Start of Input rows

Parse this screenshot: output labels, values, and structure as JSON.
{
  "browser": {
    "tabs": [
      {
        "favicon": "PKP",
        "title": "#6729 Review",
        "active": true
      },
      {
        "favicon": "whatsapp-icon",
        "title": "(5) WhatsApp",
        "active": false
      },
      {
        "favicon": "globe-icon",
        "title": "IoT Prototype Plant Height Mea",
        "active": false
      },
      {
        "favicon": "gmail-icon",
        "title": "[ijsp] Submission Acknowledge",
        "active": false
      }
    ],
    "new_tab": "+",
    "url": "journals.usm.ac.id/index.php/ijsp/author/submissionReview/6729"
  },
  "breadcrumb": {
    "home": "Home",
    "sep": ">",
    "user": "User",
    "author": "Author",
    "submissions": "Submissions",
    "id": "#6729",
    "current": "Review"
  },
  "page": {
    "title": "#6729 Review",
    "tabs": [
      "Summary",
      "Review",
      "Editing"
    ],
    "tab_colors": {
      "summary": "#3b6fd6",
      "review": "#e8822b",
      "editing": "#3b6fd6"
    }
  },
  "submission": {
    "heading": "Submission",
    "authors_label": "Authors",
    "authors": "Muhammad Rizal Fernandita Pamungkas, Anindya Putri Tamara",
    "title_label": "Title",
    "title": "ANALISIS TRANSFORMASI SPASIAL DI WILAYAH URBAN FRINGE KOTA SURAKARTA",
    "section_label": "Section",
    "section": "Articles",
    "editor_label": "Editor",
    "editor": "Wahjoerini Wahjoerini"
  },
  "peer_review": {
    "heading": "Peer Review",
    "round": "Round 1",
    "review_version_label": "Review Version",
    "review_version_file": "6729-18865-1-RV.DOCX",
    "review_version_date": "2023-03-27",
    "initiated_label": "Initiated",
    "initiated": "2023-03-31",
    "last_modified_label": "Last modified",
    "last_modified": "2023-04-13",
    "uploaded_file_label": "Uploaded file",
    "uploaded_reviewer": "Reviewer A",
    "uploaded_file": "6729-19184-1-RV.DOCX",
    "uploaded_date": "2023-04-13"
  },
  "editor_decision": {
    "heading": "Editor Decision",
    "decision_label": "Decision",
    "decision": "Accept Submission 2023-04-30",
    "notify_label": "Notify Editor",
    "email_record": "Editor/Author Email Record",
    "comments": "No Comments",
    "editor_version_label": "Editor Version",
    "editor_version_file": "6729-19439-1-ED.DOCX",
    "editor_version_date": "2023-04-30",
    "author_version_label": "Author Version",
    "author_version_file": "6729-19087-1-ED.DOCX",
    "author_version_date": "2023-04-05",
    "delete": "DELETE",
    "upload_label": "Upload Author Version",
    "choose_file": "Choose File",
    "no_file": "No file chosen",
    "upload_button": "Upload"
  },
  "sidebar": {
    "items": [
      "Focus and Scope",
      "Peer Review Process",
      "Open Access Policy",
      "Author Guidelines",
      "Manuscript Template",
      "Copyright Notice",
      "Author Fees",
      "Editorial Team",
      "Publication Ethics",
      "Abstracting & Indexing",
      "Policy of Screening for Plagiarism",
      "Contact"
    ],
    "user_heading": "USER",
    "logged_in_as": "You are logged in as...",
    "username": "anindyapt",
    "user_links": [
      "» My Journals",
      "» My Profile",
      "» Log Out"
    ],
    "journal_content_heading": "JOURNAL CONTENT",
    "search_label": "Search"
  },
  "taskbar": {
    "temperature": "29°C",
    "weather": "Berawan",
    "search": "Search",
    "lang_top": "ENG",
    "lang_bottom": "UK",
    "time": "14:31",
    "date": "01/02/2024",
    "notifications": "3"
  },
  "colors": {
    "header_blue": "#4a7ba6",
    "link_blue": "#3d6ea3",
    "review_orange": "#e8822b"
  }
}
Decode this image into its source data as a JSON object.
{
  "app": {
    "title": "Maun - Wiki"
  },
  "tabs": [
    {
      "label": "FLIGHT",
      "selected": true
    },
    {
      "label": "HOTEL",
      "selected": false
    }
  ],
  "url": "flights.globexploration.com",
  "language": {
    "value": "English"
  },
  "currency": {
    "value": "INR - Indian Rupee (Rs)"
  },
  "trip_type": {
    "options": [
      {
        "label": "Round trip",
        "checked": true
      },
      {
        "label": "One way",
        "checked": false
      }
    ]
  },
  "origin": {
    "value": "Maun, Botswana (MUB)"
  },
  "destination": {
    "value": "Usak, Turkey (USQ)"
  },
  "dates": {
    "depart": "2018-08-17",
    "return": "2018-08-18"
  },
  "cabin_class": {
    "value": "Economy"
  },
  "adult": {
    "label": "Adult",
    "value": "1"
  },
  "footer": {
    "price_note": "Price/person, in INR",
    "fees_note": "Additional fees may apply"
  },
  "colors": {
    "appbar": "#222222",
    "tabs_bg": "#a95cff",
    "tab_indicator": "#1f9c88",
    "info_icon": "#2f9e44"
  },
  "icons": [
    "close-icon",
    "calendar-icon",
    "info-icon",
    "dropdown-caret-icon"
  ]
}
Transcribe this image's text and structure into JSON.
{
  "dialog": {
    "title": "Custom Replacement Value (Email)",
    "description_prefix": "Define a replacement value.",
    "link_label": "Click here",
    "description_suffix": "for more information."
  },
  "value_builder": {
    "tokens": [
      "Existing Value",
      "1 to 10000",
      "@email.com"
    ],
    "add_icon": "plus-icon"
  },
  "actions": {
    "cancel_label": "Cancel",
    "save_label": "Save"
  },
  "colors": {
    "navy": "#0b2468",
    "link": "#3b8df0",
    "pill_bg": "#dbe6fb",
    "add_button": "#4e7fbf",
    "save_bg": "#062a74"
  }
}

End of Input rows

Reproduce the records above exactly as they appear.

Completed task.
Parse this screenshot: output labels, values, and structure as JSON.
{
  "browser": {
    "tabs": [
      {
        "favicon": "PKP",
        "title": "#6729 Review",
        "active": true
      },
      {
        "favicon": "whatsapp-icon",
        "title": "(5) WhatsApp",
        "active": false
      },
      {
        "favicon": "globe-icon",
        "title": "IoT Prototype Plant Height Mea",
        "active": false
      },
      {
        "favicon": "gmail-icon",
        "title": "[ijsp] Submission Acknowledge",
        "active": false
      }
    ],
    "new_tab": "+",
    "url": "journals.usm.ac.id/index.php/ijsp/author/submissionReview/6729"
  },
  "breadcrumb": {
    "home": "Home",
    "sep": ">",
    "user": "User",
    "author": "Author",
    "submissions": "Submissions",
    "id": "#6729",
    "current": "Review"
  },
  "page": {
    "title": "#6729 Review",
    "tabs": [
      "Summary",
      "Review",
      "Editing"
    ],
    "tab_colors": {
      "summary": "#3b6fd6",
      "review": "#e8822b",
      "editing": "#3b6fd6"
    }
  },
  "submission": {
    "heading": "Submission",
    "authors_label": "Authors",
    "authors": "Muhammad Rizal Fernandita Pamungkas, Anindya Putri Tamara",
    "title_label": "Title",
    "title": "ANALISIS TRANSFORMASI SPASIAL DI WILAYAH URBAN FRINGE KOTA SURAKARTA",
    "section_label": "Section",
    "section": "Articles",
    "editor_label": "Editor",
    "editor": "Wahjoerini Wahjoerini"
  },
  "peer_review": {
    "heading": "Peer Review",
    "round": "Round 1",
    "review_version_label": "Review Version",
    "review_version_file": "6729-18865-1-RV.DOCX",
    "review_version_date": "2023-03-27",
    "initiated_label": "Initiated",
    "initiated": "2023-03-31",
    "last_modified_label": "Last modified",
    "last_modified": "2023-04-13",
    "uploaded_file_label": "Uploaded file",
    "uploaded_reviewer": "Reviewer A",
    "uploaded_file": "6729-19184-1-RV.DOCX",
    "uploaded_date": "2023-04-13"
  },
  "editor_decision": {
    "heading": "Editor Decision",
    "decision_label": "Decision",
    "decision": "Accept Submission 2023-04-30",
    "notify_label": "Notify Editor",
    "email_record": "Editor/Author Email Record",
    "comments": "No Comments",
    "editor_version_label": "Editor Version",
    "editor_version_file": "6729-19439-1-ED.DOCX",
    "editor_version_date": "2023-04-30",
    "author_version_label": "Author Version",
    "author_version_file": "6729-19087-1-ED.DOCX",
    "author_version_date": "2023-04-05",
    "delete": "DELETE",
    "upload_label": "Upload Author Version",
    "choose_file": "Choose File",
    "no_file": "No file chosen",
    "upload_button": "Upload"
  },
  "sidebar": {
    "items": [
      "Focus and Scope",
      "Peer Review Process",
      "Open Access Policy",
      "Author Guidelines",
      "Manuscript Template",
      "Copyright Notice",
      "Author Fees",
      "Editorial Team",
      "Publication Ethics",
      "Abstracting & Indexing",
      "Policy of Screening for Plagiarism",
      "Contact"
    ],
    "user_heading": "USER",
    "logged_in_as": "You are logged in as...",
    "username": "anindyapt",
    "user_links": [
      "» My Journals",
      "» My Profile",
      "» Log Out"
    ],
    "journal_content_heading": "JOURNAL CONTENT",
    "search_label": "Search"
  },
  "taskbar": {
    "temperature": "29°C",
    "weather": "Berawan",
    "search": "Search",
    "lang_top": "ENG",
    "lang_bottom": "UK",
    "time": "14:31",
    "date": "01/02/2024",
    "notifications": "3"
  },
  "colors": {
    "header_blue": "#4a7ba6",
    "link_blue": "#3d6ea3",
    "review_orange": "#e8822b"
  }
}
Decode this image into its source data as a JSON object.
{
  "app": {
    "title": "Maun - Wiki"
  },
  "tabs": [
    {
      "label": "FLIGHT",
      "selected": true
    },
    {
      "label": "HOTEL",
      "selected": false
    }
  ],
  "url": "flights.globexploration.com",
  "language": {
    "value": "English"
  },
  "currency": {
    "value": "INR - Indian Rupee (Rs)"
  },
  "trip_type": {
    "options": [
      {
        "label": "Round trip",
        "checked": true
      },
      {
        "label": "One way",
        "checked": false
      }
    ]
  },
  "origin": {
    "value": "Maun, Botswana (MUB)"
  },
  "destination": {
    "value": "Usak, Turkey (USQ)"
  },
  "dates": {
    "depart": "2018-08-17",
    "return": "2018-08-18"
  },
  "cabin_class": {
    "value": "Economy"
  },
  "adult": {
    "label": "Adult",
    "value": "1"
  },
  "footer": {
    "price_note": "Price/person, in INR",
    "fees_note": "Additional fees may apply"
  },
  "colors": {
    "appbar": "#222222",
    "tabs_bg": "#a95cff",
    "tab_indicator": "#1f9c88",
    "info_icon": "#2f9e44"
  },
  "icons": [
    "close-icon",
    "calendar-icon",
    "info-icon",
    "dropdown-caret-icon"
  ]
}
Transcribe this image's text and structure into JSON.
{
  "dialog": {
    "title": "Custom Replacement Value (Email)",
    "description_prefix": "Define a replacement value.",
    "link_label": "Click here",
    "description_suffix": "for more information."
  },
  "value_builder": {
    "tokens": [
      "Existing Value",
      "1 to 10000",
      "@email.com"
    ],
    "add_icon": "plus-icon"
  },
  "actions": {
    "cancel_label": "Cancel",
    "save_label": "Save"
  },
  "colors": {
    "navy": "#0b2468",
    "link": "#3b8df0",
    "pill_bg": "#dbe6fb",
    "add_button": "#4e7fbf",
    "save_bg": "#062a74"
  }
}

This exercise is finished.